Data entries
----
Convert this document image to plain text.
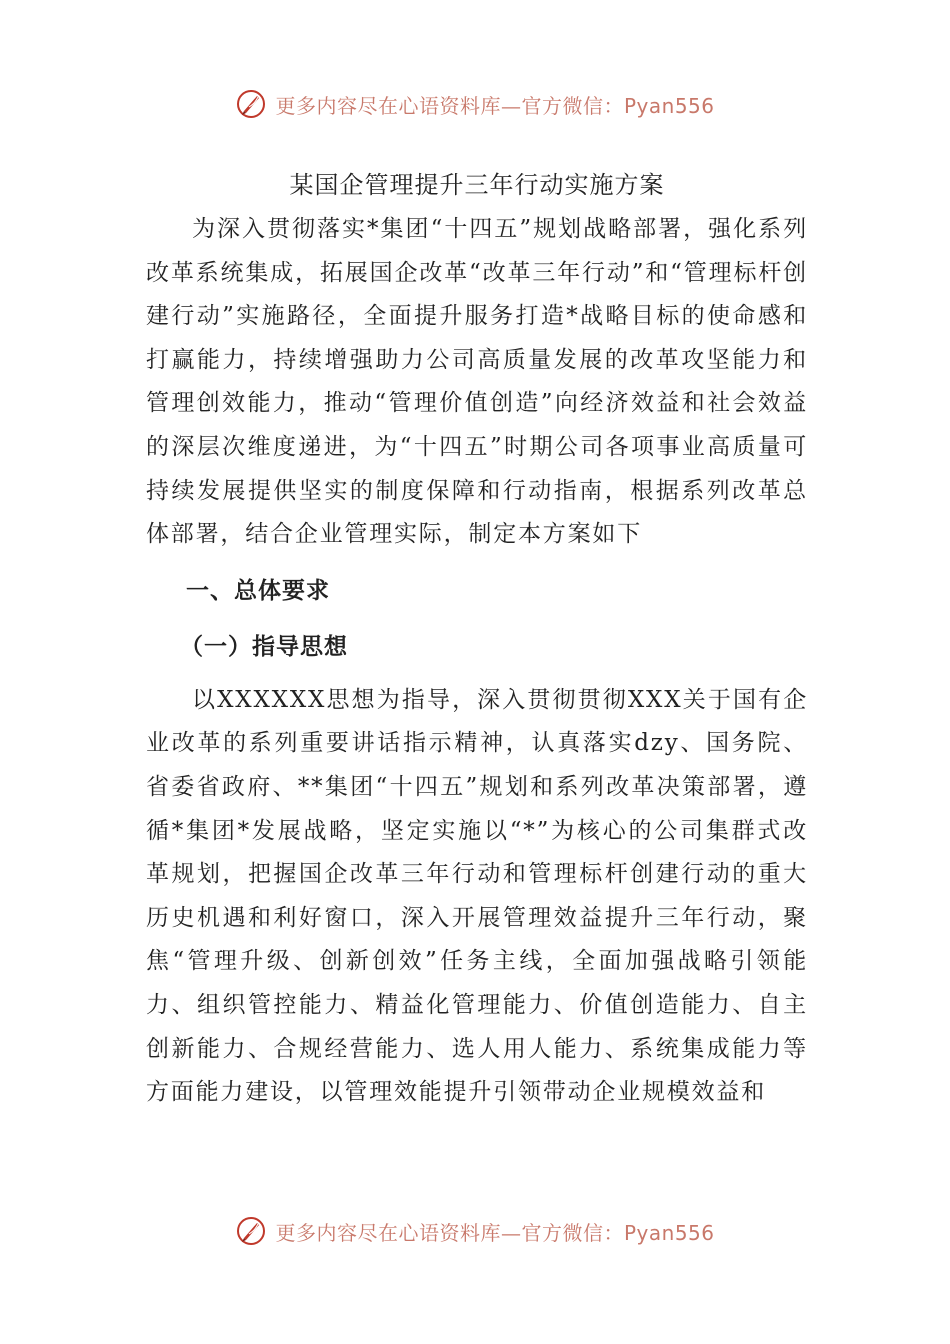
更多内容尽在心语资料库—官方微信：Pyan556
某国企管理提升三年行动实施方案

为深入贯彻落实*集团“十四五”规划战略部署，强化系列改革系统集成，拓展国企改革“改革三年行动”和“管理标杆创建行动”实施路径，全面提升服务打造*战略目标的使命感和打赢能力，持续增强助力公司高质量发展的改革攻坚能力和管理创效能力，推动“管理价值创造”向经济效益和社会效益的深层次维度递进，为“十四五”时期公司各项事业高质量可持续发展提供坚实的制度保障和行动指南，根据系列改革总体部署，结合企业管理实际，制定本方案如下

一、总体要求
（一）指导思想

以XXXXXX思想为指导，深入贯彻贯彻XXX关于国有企业改革的系列重要讲话指示精神，认真落实dzy、国务院、省委省政府、**集团“十四五”规划和系列改革决策部署，遵循*集团*发展战略，坚定实施以“*”为核心的公司集群式改革规划，把握国企改革三年行动和管理标杆创建行动的重大历史机遇和利好窗口，深入开展管理效益提升三年行动，聚焦“管理升级、创新创效”任务主线，全面加强战略引领能力、组织管控能力、精益化管理能力、价值创造能力、自主创新能力、合规经营能力、选人用人能力、系统集成能力等方面能力建设，以管理效能提升引领带动企业规模效益和

更多内容尽在心语资料库—官方微信：Pyan556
----
**STATED EXERCISE**: Repeat the data exactly, without the pictures.

**CORRECT RESULT**:
Convert this document image to plain text.
更多内容尽在心语资料库—官方微信：Pyan556
某国企管理提升三年行动实施方案

为深入贯彻落实*集团“十四五”规划战略部署，强化系列改革系统集成，拓展国企改革“改革三年行动”和“管理标杆创建行动”实施路径，全面提升服务打造*战略目标的使命感和打赢能力，持续增强助力公司高质量发展的改革攻坚能力和管理创效能力，推动“管理价值创造”向经济效益和社会效益的深层次维度递进，为“十四五”时期公司各项事业高质量可持续发展提供坚实的制度保障和行动指南，根据系列改革总体部署，结合企业管理实际，制定本方案如下

一、总体要求
（一）指导思想

以XXXXXX思想为指导，深入贯彻贯彻XXX关于国有企业改革的系列重要讲话指示精神，认真落实dzy、国务院、省委省政府、**集团“十四五”规划和系列改革决策部署，遵循*集团*发展战略，坚定实施以“*”为核心的公司集群式改革规划，把握国企改革三年行动和管理标杆创建行动的重大历史机遇和利好窗口，深入开展管理效益提升三年行动，聚焦“管理升级、创新创效”任务主线，全面加强战略引领能力、组织管控能力、精益化管理能力、价值创造能力、自主创新能力、合规经营能力、选人用人能力、系统集成能力等方面能力建设，以管理效能提升引领带动企业规模效益和

更多内容尽在心语资料库—官方微信：Pyan556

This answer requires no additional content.